= Selected excerpt =
Roofing across the neighborhoods of Mt Pleasant.

Mount Pleasant is not one neighborhood; it's ten or twelve, each with its own architectural vocabulary, HOA process, and climate exposure. We work the whole town and we know what each block requires.

No. 01

Old Village

Old Village is Mount Pleasant's pre-1960 historic core — deep porches, painted brick, board-and-batten Lowcountry vernaculars, and a tight grid of streets under live-oak canopies. Roof work here usually means navigating design review for any visible material change, matching profiles and colors carefully, and respecting the architectural vocabulary that draws people to the neighborhood in the first place. We've prepared submittal packages for Old Village review and we know what the committee wants to see.

No. 02

I'On

I'On is a New-Urbanism community of architect-detailed homes laid out on a walkable grid with strict aesthetic guidelines. Roof choices here are constrained by an active architectural review board with a pattern book worth taking seriously. Most of our work in I'On is high-end architectural asphalt or selective standing-seam metal, with attention to color and panel profile that reads correctly against the rest of the home.

No. 03

Brickyard Plantation

Brickyard Plantation sits along the Wando with deepwater lots and a heavy presence of architecturally significant homes. Salt air does not negotiate. We see more standing-seam metal, more copper detail work, and more attention to flashing performance here than almost anywhere else in town. Most Brickyard projects involve conversations with the homeowner's architect or designer before any panel goes on.

[Data items]

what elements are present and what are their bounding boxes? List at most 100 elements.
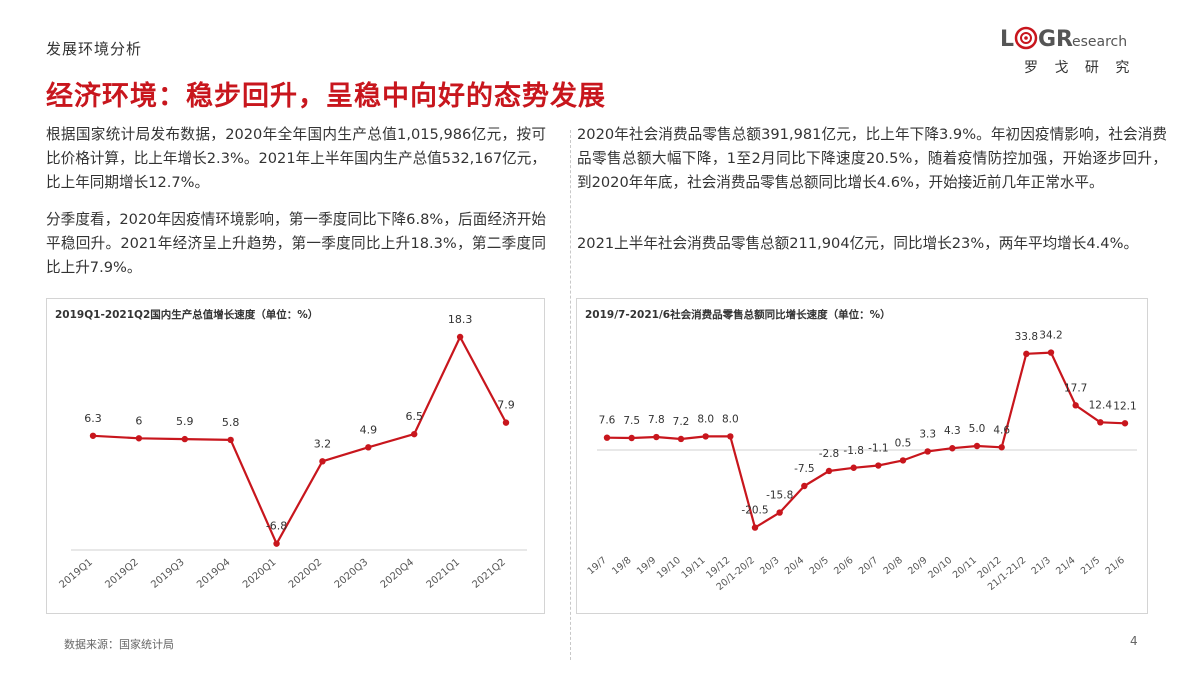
data-label: 5.8 (222, 416, 240, 429)
data-label: -6.8 (266, 520, 287, 533)
data-point (89, 432, 97, 439)
data-point (825, 467, 833, 475)
data-source: 数据来源：国家统计局 (64, 638, 174, 651)
logo-target-icon (1014, 26, 1038, 50)
right-paragraph-1: 2020年社会消费品零售总额391,981亿元，比上年下降3.9%。年初因疫情影… (577, 126, 1167, 191)
x-tick-label: 20/10 (926, 555, 954, 581)
data-label: 3.3 (919, 428, 936, 440)
x-tick-label: 2020Q4 (379, 557, 416, 591)
data-point (776, 509, 783, 516)
x-tick-label: 21/4 (1054, 555, 1077, 577)
x-tick-label: 20/5 (808, 555, 831, 577)
x-tick-label: 2020Q2 (287, 557, 324, 591)
data-label: -7.5 (794, 463, 815, 475)
data-label: 0.5 (895, 437, 912, 449)
data-point (998, 444, 1005, 451)
gdp-chart: 6.3 2019Q1 6 2019Q2 5.9 2019Q3 5.8 2019Q4 -6.8 20… (57, 313, 527, 591)
gdp-chart-title: 2019Q1-2021Q2国内生产总值增长速度（单位：%） (55, 309, 319, 321)
data-point (973, 442, 981, 450)
data-point (603, 434, 611, 441)
x-tick-label: 20/8 (882, 555, 905, 577)
x-tick-label: 2021Q2 (470, 557, 507, 591)
data-point (411, 430, 418, 438)
data-point (949, 445, 956, 452)
series-line (92, 335, 507, 545)
data-label: 7.5 (623, 415, 640, 427)
retail-chart-panel: 2019/7-2021/6社会消费品零售总额同比增长速度（单位：%） 7.6 19… (576, 298, 1148, 614)
data-point (1072, 402, 1079, 409)
section-label: 发展环境分析 (46, 40, 143, 58)
x-tick-label: 21/5 (1079, 555, 1102, 577)
x-tick-label: 2019Q2 (103, 557, 140, 591)
x-tick-label: 2020Q3 (333, 557, 370, 591)
data-point (702, 433, 709, 440)
data-label: 4.3 (944, 425, 961, 437)
data-point (1121, 420, 1129, 427)
retail-chart: 7.619/77.519/87.819/97.219/108.019/118.0… (586, 330, 1137, 593)
data-label: 8.0 (697, 413, 714, 425)
x-tick-label: 20/3 (758, 555, 781, 577)
data-label: 12.1 (1113, 400, 1136, 412)
svg-text:G: G (1038, 27, 1056, 52)
x-tick-label: 2019Q3 (149, 557, 186, 591)
data-label: -15.8 (766, 490, 793, 502)
logo-subtitle: 罗 戈 研 究 (1024, 60, 1135, 76)
data-label: -20.5 (741, 505, 768, 517)
data-label: 4.6 (993, 424, 1010, 436)
data-label: 8.0 (722, 413, 739, 425)
data-point (319, 458, 326, 465)
data-label: 3.2 (314, 437, 332, 450)
data-label: 4.9 (360, 423, 378, 436)
x-tick-label: 19/7 (586, 555, 609, 577)
data-point (1097, 419, 1104, 426)
data-label: 12.4 (1089, 399, 1113, 411)
right-paragraph-2: 2021上半年社会消费品零售总额211,904亿元，同比增长23%，两年平均增长… (577, 235, 1139, 252)
data-point (502, 419, 510, 426)
data-point (227, 436, 234, 444)
x-tick-label: 2019Q4 (195, 557, 232, 591)
data-point (135, 435, 143, 442)
data-label: -1.8 (843, 445, 864, 457)
data-label: 18.3 (448, 313, 473, 326)
x-tick-label: 20/4 (783, 555, 806, 577)
x-tick-label: 20/7 (857, 555, 880, 577)
x-tick-label: 21/3 (1030, 555, 1053, 577)
data-label: 34.2 (1039, 330, 1062, 342)
column-divider (570, 130, 571, 660)
data-label: 33.8 (1015, 331, 1038, 343)
x-tick-label: 2019Q1 (57, 557, 94, 591)
x-tick-label: 20/11 (951, 555, 979, 581)
data-point (1023, 350, 1030, 358)
data-label: -2.8 (819, 448, 840, 460)
page-number: 4 (1130, 634, 1138, 648)
data-label: 6.5 (405, 410, 423, 423)
svg-text:esearch: esearch (1072, 34, 1127, 50)
left-paragraph-2: 分季度看，2020年因疫情环境影响，第一季度同比下降6.8%，后面经济开始平稳回… (46, 211, 546, 276)
data-label: 7.6 (599, 415, 616, 427)
data-point (875, 462, 882, 469)
data-label: 5.9 (176, 415, 194, 428)
data-point (456, 333, 464, 341)
x-tick-label: 20/6 (832, 555, 855, 577)
data-label: 7.8 (648, 414, 665, 426)
data-label: -1.1 (868, 443, 889, 455)
data-point (751, 524, 759, 531)
data-label: 6.3 (84, 412, 102, 425)
data-point (181, 435, 188, 443)
data-label: 7.9 (497, 399, 515, 412)
gdp-chart-panel: 2019Q1-2021Q2国内生产总值增长速度（单位：%） 6.3 2019Q1 6… (46, 298, 545, 614)
data-label: 17.7 (1064, 382, 1087, 394)
data-point (924, 448, 931, 455)
data-point (899, 457, 907, 464)
x-tick-label: 2020Q1 (241, 557, 278, 591)
x-tick-label: 19/10 (655, 555, 683, 581)
svg-text:L: L (1000, 27, 1014, 52)
svg-text:R: R (1056, 27, 1073, 52)
x-tick-label: 21/6 (1104, 555, 1127, 577)
retail-chart-title: 2019/7-2021/6社会消费品零售总额同比增长速度（单位：%） (585, 309, 891, 321)
data-point (850, 464, 857, 471)
series-line (606, 351, 1126, 529)
data-point (677, 435, 685, 443)
data-point (628, 434, 635, 442)
left-paragraph-1: 根据国家统计局发布数据，2020年全年国内生产总值1,015,986亿元，按可比… (46, 126, 546, 191)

= Directions =
A) In the Mount Pleasant roofing excerpt, echo everything from "I'On is a New-Urbanism" down to "panel goes on.".
B) Render this sentence from the Mount Pleasant roofing excerpt in Spanish: "Most Brickyard projects involve conversations with the homeowner's architect or designer before any panel goes on."
C) According to the Mount Pleasant roofing excerpt, what kind of community is I'On?

= Solutions to the problems =
A)
I'On is a New-Urbanism community of architect-detailed homes laid out on a walkable grid with strict aesthetic guidelines. Roof choices here are constrained by an active architectural review board with a pattern book worth taking seriously. Most of our work in I'On is high-end architectural asphalt or selective standing-seam metal, with attention to color and panel profile that reads correctly against the rest of the home.

No. 03

Brickyard Plantation

Brickyard Plantation sits along the Wando with deepwater lots and a heavy presence of architecturally significant homes. Salt air does not negotiate. We see more standing-seam metal, more copper detail work, and more attention to flashing performance here than almost anywhere else in town. Most Brickyard projects involve conversations with the homeowner's architect or designer before any panel goes on.

B) La mayoría de los proyectos en Brickyard implican conversaciones con el arquitecto o diseñador del propietario antes de que se coloque cualquier panel.

C) A New-Urbanism community of architect-detailed homes laid out on a walkable grid with strict aesthetic guidelines.